_Recorded information_
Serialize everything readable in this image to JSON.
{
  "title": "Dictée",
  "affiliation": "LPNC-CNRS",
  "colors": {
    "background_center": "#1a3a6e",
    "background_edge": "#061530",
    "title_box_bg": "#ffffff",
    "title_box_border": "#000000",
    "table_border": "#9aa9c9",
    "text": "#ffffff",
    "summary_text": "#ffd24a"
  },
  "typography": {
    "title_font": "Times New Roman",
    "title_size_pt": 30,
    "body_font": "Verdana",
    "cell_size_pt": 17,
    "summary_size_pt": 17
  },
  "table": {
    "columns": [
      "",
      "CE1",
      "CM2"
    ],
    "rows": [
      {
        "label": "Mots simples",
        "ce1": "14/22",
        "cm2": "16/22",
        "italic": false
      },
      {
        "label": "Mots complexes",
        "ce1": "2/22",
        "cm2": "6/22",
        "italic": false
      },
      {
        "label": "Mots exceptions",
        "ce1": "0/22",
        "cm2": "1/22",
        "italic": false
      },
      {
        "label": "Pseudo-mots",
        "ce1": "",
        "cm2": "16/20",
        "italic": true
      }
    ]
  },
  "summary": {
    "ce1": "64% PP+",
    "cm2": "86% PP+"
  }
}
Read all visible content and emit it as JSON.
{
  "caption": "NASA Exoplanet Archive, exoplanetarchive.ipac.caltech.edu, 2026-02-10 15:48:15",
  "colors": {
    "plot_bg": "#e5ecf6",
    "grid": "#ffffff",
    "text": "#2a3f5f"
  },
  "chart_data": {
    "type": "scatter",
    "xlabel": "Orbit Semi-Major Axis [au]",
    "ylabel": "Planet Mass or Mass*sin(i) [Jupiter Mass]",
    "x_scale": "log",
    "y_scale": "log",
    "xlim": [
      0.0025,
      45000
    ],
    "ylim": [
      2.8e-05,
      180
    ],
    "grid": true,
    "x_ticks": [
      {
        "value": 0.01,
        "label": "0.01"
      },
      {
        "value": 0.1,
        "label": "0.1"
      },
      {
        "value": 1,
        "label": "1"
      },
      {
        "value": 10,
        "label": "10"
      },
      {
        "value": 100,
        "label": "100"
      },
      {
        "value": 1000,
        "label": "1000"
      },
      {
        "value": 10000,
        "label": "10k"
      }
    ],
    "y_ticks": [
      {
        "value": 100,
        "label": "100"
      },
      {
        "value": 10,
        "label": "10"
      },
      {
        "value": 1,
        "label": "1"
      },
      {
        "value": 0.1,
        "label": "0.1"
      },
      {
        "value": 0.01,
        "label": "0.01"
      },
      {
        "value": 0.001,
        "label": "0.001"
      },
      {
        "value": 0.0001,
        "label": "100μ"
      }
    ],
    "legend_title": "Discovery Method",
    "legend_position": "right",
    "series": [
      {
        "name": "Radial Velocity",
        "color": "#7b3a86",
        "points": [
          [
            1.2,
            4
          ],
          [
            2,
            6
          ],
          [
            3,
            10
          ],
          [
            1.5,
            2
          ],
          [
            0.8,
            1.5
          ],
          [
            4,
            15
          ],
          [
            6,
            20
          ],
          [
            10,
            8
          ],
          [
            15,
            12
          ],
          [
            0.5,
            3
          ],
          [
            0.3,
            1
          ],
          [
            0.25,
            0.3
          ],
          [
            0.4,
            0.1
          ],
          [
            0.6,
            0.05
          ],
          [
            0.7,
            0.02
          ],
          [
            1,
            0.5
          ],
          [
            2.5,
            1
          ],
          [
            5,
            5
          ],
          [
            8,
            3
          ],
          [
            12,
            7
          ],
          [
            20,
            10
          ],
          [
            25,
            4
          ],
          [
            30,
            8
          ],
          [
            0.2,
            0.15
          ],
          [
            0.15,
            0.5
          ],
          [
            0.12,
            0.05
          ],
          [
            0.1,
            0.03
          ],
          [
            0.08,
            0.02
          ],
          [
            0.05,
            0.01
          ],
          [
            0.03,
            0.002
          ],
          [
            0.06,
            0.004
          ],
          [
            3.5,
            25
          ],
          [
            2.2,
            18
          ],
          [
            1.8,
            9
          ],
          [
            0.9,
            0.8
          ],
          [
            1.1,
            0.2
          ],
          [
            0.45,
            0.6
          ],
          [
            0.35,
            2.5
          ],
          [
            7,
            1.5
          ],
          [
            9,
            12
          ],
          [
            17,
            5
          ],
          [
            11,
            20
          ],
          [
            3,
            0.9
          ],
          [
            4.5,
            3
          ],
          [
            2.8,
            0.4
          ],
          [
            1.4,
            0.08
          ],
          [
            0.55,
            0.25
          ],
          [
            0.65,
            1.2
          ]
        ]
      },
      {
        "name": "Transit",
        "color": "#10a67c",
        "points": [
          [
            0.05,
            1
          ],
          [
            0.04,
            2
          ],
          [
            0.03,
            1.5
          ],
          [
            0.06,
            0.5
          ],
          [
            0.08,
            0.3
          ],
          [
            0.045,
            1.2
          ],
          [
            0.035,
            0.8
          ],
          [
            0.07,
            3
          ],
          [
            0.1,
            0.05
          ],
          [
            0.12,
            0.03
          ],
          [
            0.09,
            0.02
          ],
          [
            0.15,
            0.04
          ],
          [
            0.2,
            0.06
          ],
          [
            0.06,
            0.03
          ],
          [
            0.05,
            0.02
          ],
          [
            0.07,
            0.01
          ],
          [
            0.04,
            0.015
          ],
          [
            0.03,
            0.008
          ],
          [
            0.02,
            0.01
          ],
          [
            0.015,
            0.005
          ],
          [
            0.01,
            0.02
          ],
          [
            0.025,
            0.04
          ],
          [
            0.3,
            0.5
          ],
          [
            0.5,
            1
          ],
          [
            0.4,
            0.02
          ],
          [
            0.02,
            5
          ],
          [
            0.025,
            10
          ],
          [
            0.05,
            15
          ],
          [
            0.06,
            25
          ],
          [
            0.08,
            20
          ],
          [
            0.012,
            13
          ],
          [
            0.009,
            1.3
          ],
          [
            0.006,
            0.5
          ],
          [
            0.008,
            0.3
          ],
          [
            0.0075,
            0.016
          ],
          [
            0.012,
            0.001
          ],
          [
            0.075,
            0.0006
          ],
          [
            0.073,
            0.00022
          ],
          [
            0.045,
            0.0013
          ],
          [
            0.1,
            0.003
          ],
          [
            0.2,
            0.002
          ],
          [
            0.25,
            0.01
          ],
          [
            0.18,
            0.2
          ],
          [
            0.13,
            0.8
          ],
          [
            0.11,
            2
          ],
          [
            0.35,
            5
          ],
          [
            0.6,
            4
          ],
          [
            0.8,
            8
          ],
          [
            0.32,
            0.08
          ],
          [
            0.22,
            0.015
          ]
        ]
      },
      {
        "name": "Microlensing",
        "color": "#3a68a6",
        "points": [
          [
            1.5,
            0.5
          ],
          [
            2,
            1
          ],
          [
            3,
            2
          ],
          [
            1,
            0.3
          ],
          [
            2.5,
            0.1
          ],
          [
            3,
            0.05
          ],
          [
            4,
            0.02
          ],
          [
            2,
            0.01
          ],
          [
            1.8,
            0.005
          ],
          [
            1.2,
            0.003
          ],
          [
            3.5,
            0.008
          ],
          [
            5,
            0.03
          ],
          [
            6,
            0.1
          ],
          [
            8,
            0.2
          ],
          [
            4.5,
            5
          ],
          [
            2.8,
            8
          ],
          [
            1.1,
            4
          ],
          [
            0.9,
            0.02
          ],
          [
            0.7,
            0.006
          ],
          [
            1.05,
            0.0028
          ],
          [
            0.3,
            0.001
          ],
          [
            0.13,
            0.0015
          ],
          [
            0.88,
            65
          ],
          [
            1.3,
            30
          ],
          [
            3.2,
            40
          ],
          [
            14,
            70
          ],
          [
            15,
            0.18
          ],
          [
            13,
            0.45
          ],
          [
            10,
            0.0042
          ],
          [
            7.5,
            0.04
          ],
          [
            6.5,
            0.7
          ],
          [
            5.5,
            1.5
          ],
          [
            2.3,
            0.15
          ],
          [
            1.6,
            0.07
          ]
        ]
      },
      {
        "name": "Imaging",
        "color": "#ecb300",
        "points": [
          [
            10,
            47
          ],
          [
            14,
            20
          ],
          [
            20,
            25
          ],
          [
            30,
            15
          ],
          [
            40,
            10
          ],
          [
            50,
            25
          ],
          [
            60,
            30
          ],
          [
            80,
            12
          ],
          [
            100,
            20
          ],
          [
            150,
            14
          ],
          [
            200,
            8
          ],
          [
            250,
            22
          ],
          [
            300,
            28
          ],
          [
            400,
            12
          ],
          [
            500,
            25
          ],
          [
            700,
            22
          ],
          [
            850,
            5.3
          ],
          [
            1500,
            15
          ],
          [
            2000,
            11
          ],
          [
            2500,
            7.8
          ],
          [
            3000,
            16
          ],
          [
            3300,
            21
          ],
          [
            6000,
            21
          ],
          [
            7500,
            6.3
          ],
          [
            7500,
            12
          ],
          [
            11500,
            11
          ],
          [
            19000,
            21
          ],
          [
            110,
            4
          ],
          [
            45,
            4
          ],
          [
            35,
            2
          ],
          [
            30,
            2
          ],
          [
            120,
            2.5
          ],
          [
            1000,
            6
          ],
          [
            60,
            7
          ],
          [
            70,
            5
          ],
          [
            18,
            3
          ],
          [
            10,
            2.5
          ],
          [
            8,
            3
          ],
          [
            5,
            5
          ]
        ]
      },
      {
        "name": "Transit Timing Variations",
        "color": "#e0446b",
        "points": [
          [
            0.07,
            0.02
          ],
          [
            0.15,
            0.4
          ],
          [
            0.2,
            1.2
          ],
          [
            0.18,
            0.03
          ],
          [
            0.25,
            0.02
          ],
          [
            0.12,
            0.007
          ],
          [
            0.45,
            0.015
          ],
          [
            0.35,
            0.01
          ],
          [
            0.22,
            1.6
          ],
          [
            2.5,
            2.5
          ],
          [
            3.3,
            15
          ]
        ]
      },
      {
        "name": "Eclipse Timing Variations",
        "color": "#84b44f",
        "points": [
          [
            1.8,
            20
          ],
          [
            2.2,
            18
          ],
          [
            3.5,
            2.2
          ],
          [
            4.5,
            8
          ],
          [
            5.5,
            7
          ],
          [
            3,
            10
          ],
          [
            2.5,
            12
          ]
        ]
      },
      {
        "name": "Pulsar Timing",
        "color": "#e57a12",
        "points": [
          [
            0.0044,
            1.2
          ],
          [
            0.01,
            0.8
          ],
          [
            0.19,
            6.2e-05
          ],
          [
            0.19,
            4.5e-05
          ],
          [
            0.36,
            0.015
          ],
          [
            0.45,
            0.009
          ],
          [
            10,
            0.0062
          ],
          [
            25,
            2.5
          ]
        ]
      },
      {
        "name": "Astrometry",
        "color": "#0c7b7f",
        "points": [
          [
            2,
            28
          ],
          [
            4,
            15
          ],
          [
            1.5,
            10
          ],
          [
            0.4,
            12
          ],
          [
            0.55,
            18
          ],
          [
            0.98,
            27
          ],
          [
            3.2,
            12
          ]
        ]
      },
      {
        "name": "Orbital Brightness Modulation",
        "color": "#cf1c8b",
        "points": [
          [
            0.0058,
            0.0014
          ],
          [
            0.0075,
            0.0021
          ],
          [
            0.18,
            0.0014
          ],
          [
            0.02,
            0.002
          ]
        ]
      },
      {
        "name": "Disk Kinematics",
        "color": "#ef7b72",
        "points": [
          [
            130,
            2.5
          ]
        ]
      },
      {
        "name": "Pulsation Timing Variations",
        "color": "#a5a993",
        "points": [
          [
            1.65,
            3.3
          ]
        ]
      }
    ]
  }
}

_Instructions to follow_
Copy out each line of the material that holds the word "Transit".

_Task output_
        "name": "Transit",
        "name": "Transit Timing Variations",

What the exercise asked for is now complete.